Exercise description
State how many lines contain "header", and write nothing except that count.

[Records excerpted from a collection]
########

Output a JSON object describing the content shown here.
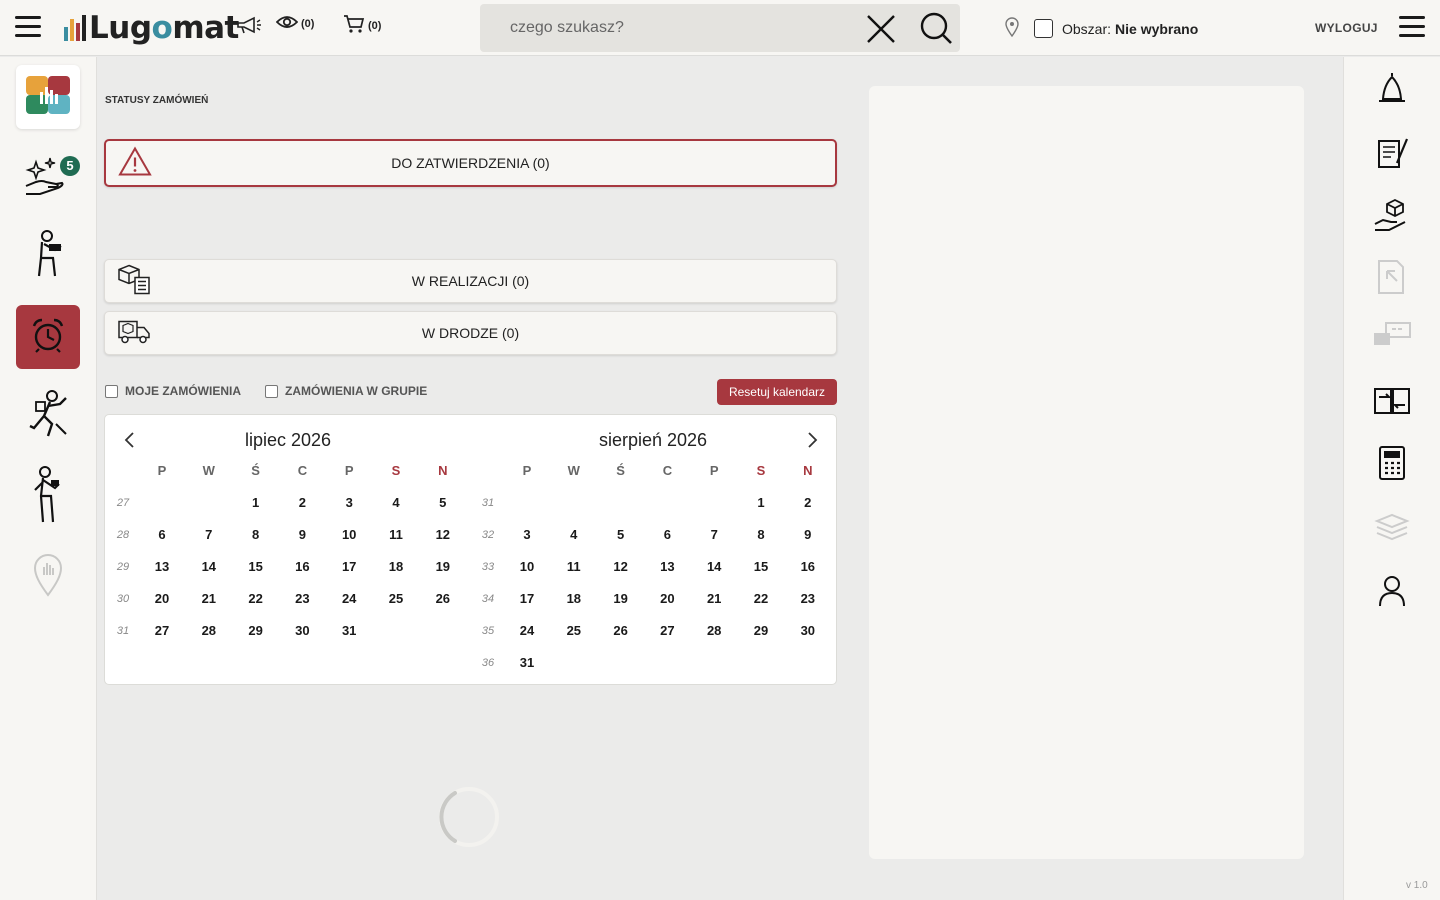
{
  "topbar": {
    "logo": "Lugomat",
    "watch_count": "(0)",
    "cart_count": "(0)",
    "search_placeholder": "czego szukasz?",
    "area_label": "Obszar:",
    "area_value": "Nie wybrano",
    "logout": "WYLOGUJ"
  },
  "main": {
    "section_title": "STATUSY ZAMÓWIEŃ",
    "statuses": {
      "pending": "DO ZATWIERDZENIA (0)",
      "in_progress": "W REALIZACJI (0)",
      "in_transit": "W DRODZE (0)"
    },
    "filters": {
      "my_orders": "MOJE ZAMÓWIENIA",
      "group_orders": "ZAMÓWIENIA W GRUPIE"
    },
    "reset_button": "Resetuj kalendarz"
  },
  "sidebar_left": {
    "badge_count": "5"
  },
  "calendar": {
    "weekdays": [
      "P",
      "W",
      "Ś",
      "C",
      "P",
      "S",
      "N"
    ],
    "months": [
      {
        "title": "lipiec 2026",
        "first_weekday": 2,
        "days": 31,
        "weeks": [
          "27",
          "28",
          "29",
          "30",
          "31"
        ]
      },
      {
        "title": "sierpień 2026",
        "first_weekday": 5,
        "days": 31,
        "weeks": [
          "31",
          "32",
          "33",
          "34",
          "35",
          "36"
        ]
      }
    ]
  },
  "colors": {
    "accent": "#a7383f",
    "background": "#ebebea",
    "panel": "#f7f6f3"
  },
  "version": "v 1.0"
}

########

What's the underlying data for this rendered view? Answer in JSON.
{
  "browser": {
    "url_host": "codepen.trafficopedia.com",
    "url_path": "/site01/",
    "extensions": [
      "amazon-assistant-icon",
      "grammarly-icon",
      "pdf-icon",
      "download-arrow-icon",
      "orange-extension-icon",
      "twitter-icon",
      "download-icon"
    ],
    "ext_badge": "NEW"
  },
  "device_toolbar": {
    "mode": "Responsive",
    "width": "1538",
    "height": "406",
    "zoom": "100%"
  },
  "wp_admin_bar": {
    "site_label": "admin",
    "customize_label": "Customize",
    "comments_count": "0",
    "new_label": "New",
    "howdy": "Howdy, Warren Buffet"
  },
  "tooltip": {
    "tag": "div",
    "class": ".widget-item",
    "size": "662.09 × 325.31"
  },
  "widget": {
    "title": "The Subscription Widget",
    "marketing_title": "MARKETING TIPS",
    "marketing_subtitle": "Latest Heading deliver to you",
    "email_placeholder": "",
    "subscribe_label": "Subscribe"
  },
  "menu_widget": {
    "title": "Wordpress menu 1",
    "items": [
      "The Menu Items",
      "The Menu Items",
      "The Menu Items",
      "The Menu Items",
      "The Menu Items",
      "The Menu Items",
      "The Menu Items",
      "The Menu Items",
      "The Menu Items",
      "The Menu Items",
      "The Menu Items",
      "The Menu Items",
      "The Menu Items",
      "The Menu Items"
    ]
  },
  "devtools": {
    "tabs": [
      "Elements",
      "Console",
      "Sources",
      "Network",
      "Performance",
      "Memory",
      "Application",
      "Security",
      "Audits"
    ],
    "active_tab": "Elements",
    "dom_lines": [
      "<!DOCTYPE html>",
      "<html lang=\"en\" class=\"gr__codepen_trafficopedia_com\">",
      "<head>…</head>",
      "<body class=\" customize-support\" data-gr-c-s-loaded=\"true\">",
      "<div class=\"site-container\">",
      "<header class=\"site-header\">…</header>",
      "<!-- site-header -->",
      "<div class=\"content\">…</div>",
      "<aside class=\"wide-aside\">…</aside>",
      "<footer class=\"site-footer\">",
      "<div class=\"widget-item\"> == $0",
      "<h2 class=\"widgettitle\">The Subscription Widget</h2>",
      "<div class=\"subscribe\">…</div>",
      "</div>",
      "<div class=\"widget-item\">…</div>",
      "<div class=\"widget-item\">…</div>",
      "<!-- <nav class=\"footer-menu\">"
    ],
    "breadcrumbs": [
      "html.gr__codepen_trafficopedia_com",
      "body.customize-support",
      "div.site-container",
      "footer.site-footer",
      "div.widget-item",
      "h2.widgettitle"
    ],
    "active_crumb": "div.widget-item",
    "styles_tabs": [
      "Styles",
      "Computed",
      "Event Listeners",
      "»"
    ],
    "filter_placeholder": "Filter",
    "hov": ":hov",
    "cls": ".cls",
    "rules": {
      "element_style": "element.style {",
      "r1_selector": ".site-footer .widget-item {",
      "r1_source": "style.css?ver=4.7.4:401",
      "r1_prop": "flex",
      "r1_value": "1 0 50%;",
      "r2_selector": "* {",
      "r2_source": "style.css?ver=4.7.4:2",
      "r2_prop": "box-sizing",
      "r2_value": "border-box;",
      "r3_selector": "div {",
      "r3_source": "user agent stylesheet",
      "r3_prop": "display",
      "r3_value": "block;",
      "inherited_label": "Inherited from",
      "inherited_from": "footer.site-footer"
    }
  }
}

########

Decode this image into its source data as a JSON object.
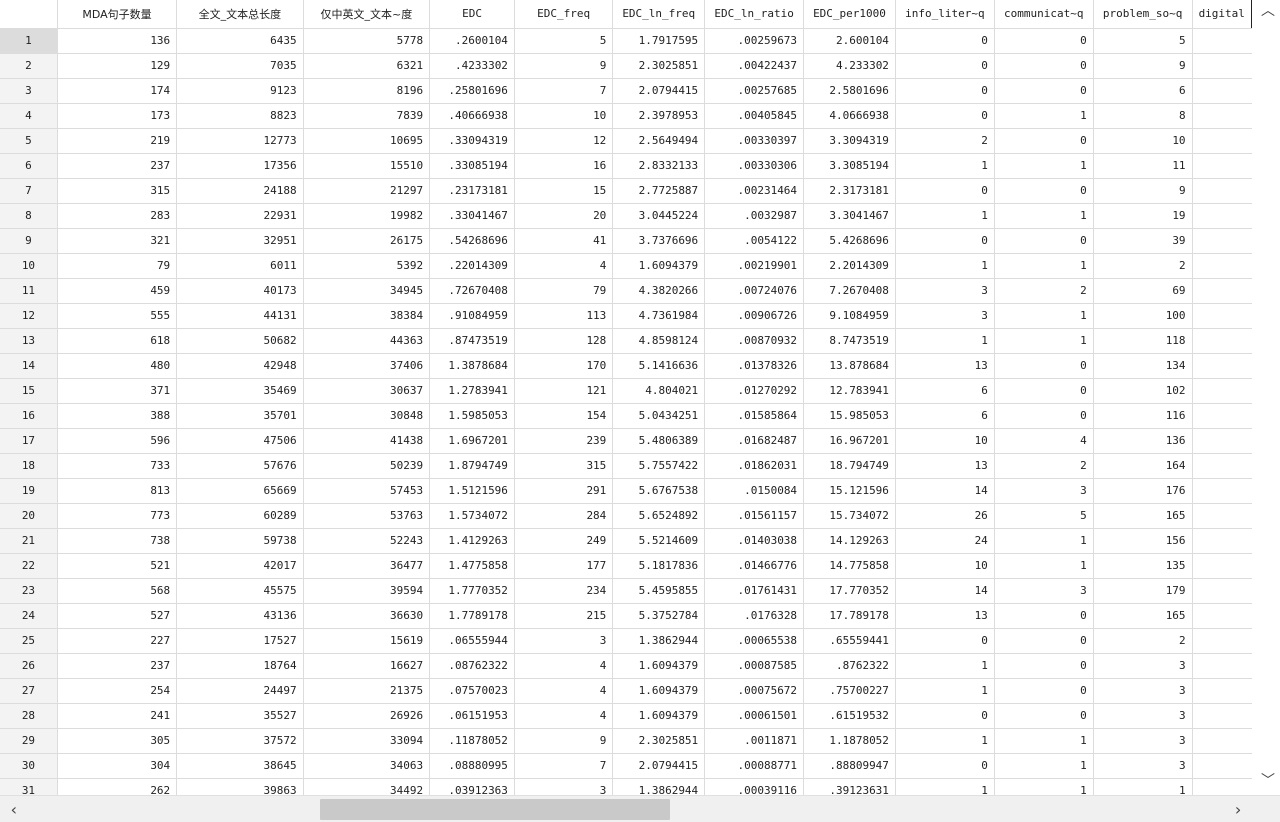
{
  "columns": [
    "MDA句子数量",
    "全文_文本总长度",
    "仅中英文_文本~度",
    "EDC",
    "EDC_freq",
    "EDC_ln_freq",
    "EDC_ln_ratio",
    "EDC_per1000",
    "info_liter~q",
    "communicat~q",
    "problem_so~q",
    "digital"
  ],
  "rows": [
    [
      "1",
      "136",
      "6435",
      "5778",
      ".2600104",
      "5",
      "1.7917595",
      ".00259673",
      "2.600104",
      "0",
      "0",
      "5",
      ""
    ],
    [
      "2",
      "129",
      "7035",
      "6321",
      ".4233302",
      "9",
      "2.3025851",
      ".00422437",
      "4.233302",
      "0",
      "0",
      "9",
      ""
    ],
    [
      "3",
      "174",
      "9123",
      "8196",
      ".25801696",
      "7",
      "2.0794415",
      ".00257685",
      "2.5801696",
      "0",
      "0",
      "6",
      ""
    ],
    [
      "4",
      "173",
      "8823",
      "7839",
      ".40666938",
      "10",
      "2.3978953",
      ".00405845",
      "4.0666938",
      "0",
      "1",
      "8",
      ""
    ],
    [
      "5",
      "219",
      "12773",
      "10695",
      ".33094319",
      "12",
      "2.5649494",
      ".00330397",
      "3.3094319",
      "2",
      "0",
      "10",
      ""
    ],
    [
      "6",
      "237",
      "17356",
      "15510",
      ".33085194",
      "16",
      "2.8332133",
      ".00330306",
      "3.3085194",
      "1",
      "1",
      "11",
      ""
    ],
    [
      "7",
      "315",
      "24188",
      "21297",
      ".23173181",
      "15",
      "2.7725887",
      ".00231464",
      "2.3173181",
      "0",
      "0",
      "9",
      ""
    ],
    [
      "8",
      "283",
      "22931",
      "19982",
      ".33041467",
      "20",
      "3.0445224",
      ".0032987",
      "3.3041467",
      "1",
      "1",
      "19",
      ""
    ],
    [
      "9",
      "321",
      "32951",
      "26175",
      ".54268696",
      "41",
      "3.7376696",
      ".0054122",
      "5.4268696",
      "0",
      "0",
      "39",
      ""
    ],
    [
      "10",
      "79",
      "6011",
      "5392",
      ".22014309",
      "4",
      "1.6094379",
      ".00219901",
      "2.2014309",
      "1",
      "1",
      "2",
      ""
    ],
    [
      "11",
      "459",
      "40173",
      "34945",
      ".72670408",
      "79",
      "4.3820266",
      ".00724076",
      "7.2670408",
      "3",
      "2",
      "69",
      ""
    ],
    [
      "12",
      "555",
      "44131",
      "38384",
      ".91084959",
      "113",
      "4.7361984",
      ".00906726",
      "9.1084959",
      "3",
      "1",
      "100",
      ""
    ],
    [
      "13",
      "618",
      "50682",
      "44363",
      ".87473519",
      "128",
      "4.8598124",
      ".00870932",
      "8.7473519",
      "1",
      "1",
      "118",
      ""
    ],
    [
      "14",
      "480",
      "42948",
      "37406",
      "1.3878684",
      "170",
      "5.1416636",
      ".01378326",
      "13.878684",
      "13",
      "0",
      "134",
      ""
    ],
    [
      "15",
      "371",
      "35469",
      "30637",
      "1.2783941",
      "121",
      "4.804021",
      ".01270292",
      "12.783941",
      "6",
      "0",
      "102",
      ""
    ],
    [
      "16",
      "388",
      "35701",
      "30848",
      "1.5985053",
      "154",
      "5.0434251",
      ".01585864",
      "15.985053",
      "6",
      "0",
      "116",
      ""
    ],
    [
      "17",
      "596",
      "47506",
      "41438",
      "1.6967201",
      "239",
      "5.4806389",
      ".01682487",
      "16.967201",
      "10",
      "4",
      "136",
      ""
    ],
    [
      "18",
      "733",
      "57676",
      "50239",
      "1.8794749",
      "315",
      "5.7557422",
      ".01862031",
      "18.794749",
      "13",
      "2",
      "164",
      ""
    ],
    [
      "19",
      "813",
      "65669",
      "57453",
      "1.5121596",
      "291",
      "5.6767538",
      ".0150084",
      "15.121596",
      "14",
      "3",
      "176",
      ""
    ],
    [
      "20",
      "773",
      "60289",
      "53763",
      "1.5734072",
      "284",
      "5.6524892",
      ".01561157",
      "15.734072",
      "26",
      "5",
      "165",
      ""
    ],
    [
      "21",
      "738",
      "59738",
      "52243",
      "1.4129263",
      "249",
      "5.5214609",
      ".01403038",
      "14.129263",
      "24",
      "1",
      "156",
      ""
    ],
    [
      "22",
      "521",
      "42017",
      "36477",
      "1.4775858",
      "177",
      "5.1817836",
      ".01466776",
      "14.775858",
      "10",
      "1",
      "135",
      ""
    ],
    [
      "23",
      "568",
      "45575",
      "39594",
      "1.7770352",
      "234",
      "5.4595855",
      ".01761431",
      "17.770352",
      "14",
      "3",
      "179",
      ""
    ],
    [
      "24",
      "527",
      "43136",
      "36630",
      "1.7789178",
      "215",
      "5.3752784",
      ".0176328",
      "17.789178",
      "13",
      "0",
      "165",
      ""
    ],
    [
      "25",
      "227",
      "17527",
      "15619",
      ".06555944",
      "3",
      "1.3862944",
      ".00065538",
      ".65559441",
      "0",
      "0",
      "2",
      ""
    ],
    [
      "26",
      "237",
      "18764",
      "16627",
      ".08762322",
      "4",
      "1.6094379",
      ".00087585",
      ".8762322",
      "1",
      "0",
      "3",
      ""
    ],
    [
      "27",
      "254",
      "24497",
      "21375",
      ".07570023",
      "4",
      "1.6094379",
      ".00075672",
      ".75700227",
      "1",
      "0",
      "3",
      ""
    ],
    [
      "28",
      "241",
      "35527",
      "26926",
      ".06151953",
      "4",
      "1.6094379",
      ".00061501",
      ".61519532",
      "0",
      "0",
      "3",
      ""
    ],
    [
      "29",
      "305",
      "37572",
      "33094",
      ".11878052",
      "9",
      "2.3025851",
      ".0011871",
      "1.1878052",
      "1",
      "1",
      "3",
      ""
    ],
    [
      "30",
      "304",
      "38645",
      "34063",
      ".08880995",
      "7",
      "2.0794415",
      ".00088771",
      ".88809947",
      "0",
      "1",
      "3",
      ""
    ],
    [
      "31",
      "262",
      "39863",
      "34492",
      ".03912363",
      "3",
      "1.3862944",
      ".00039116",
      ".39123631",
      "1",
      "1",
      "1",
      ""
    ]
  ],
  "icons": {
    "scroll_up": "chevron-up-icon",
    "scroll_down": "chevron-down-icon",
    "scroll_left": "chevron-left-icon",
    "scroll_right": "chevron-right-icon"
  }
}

########

Exercise response
2